-- Begin Provided data --

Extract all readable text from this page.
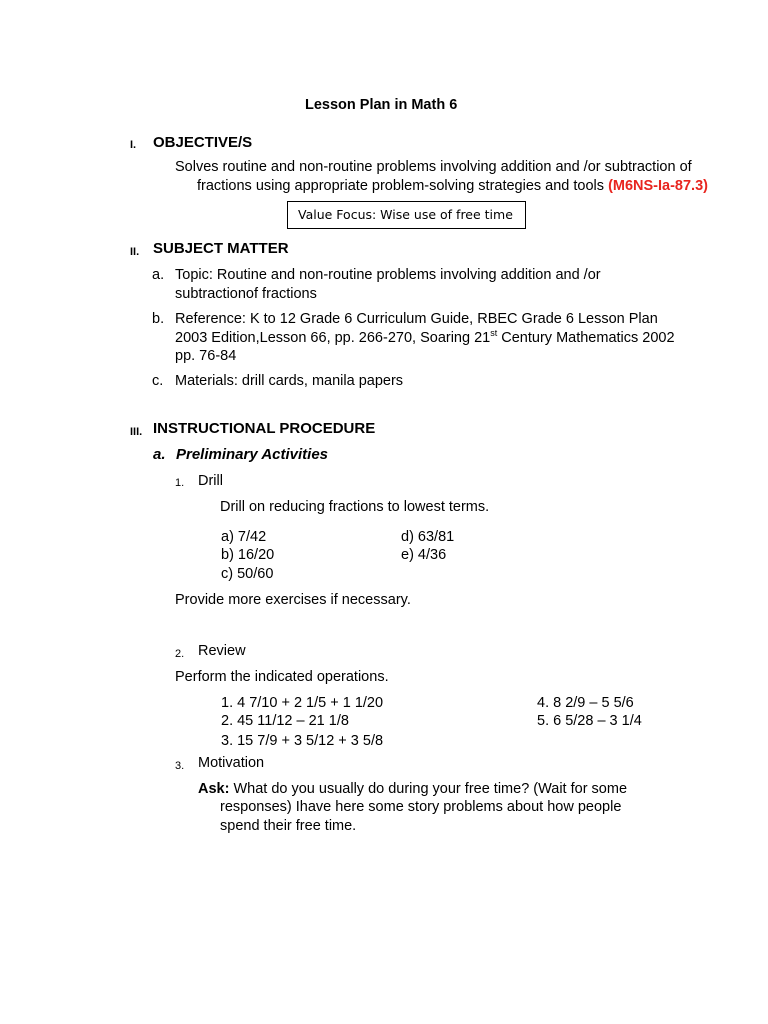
Lesson Plan in Math 6
I. OBJECTIVE/S
Solves routine and non-routine problems involving addition and /or subtraction of
fractions using appropriate problem-solving strategies and tools (M6NS-Ia-87.3)
Value Focus: Wise use of free time
II. SUBJECT MATTER
a. Topic: Routine and non-routine problems involving addition and /or
subtractionof fractions
b. Reference: K to 12 Grade 6 Curriculum Guide, RBEC Grade 6 Lesson Plan
2003 Edition,Lesson 66, pp. 266-270, Soaring 21st Century Mathematics 2002
pp. 76-84
c. Materials: drill cards, manila papers
III. INSTRUCTIONAL PROCEDURE
a. Preliminary Activities
1. Drill
Drill on reducing fractions to lowest terms.
a) 7/42
b) 16/20
c) 50/60
d) 63/81
e) 4/36
Provide more exercises if necessary.
2. Review
Perform the indicated operations.
1. 4 7/10 + 2 1/5 + 1 1/20
2. 45 11/12 – 21 1/8
3. 15 7/9 + 3 5/12 + 3 5/8
4. 8 2/9 – 5 5/6
5. 6 5/28 – 3 1/4
3. Motivation
Ask: What do you usually do during your free time? (Wait for some
responses) Ihave here some story problems about how people
spend their free time.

-- End Provided data --

_The task:_
Repeat the material above in full and unchanged, minus its images.

_Finished task:_
Extract all readable text from this page.
Lesson Plan in Math 6
I. OBJECTIVE/S
Solves routine and non-routine problems involving addition and /or subtraction of
fractions using appropriate problem-solving strategies and tools (M6NS-Ia-87.3)
Value Focus: Wise use of free time
II. SUBJECT MATTER
a. Topic: Routine and non-routine problems involving addition and /or
subtractionof fractions
b. Reference: K to 12 Grade 6 Curriculum Guide, RBEC Grade 6 Lesson Plan
2003 Edition,Lesson 66, pp. 266-270, Soaring 21st Century Mathematics 2002
pp. 76-84
c. Materials: drill cards, manila papers
III. INSTRUCTIONAL PROCEDURE
a. Preliminary Activities
1. Drill
Drill on reducing fractions to lowest terms.
a) 7/42
b) 16/20
c) 50/60
d) 63/81
e) 4/36
Provide more exercises if necessary.
2. Review
Perform the indicated operations.
1. 4 7/10 + 2 1/5 + 1 1/20
2. 45 11/12 – 21 1/8
3. 15 7/9 + 3 5/12 + 3 5/8
4. 8 2/9 – 5 5/6
5. 6 5/28 – 3 1/4
3. Motivation
Ask: What do you usually do during your free time? (Wait for some
responses) Ihave here some story problems about how people
spend their free time.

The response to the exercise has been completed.